→ Stated task
Go through the data below. List every line that holds the word "content".

┌─ Provided records

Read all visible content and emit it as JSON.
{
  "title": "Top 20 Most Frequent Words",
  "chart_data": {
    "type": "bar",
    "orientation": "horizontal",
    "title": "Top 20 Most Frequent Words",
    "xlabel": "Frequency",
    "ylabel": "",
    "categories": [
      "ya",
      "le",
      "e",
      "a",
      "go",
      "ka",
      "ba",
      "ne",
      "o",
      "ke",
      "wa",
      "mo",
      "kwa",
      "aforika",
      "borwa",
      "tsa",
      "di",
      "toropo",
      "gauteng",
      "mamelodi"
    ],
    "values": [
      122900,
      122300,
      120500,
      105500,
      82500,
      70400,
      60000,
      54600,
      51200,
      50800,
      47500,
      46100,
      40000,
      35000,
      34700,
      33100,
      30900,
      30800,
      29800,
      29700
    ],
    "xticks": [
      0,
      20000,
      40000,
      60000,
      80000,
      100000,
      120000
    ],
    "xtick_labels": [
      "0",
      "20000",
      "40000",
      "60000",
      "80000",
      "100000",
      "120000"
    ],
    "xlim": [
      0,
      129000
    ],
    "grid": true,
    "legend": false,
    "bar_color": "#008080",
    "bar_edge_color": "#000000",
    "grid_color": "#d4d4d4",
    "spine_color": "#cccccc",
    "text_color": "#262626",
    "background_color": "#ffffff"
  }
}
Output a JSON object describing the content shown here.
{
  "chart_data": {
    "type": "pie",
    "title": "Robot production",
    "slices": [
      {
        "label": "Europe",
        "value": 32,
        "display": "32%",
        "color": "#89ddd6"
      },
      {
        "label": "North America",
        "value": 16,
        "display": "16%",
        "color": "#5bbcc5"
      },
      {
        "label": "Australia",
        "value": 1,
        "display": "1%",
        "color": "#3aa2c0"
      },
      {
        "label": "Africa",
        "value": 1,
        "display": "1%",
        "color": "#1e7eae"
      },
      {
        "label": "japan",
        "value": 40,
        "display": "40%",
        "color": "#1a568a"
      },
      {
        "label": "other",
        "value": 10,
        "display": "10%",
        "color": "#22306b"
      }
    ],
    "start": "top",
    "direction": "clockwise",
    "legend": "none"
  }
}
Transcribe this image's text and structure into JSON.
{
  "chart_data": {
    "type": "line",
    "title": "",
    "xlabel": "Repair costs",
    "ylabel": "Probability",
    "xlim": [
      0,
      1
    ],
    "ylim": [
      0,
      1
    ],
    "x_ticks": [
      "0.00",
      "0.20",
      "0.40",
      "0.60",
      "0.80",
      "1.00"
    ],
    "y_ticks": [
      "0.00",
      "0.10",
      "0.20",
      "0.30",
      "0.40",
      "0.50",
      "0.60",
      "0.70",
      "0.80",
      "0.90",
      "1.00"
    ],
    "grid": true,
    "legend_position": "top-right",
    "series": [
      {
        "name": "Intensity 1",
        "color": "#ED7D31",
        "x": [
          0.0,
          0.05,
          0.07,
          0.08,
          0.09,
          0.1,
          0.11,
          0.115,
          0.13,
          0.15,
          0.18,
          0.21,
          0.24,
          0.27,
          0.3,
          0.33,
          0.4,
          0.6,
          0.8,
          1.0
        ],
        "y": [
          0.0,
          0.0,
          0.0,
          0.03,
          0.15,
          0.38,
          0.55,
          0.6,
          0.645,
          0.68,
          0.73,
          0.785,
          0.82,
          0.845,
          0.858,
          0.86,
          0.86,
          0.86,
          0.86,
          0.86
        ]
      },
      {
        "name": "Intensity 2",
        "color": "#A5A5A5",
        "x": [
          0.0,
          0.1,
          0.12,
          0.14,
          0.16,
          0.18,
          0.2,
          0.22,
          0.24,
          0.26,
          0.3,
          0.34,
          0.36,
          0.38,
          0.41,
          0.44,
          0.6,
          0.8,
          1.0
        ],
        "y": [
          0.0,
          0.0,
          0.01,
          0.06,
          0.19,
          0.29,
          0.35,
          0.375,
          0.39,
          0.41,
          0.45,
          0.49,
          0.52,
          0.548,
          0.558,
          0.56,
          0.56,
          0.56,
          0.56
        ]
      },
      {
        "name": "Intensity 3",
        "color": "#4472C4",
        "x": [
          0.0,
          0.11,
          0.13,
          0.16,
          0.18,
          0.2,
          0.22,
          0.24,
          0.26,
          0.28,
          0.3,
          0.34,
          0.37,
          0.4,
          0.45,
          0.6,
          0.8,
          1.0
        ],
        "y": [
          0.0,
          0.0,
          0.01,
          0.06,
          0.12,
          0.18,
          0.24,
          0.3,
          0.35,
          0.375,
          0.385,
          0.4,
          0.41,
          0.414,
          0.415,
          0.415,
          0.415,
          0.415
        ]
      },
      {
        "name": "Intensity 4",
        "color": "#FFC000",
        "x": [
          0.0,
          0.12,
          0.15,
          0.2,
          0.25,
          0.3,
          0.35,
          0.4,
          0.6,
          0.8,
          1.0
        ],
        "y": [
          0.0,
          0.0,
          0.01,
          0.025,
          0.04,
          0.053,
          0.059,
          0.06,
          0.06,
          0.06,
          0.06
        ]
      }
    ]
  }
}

└─

→ Solution below
Read all visible content and emit it as JSON.
Output a JSON object describing the content shown here.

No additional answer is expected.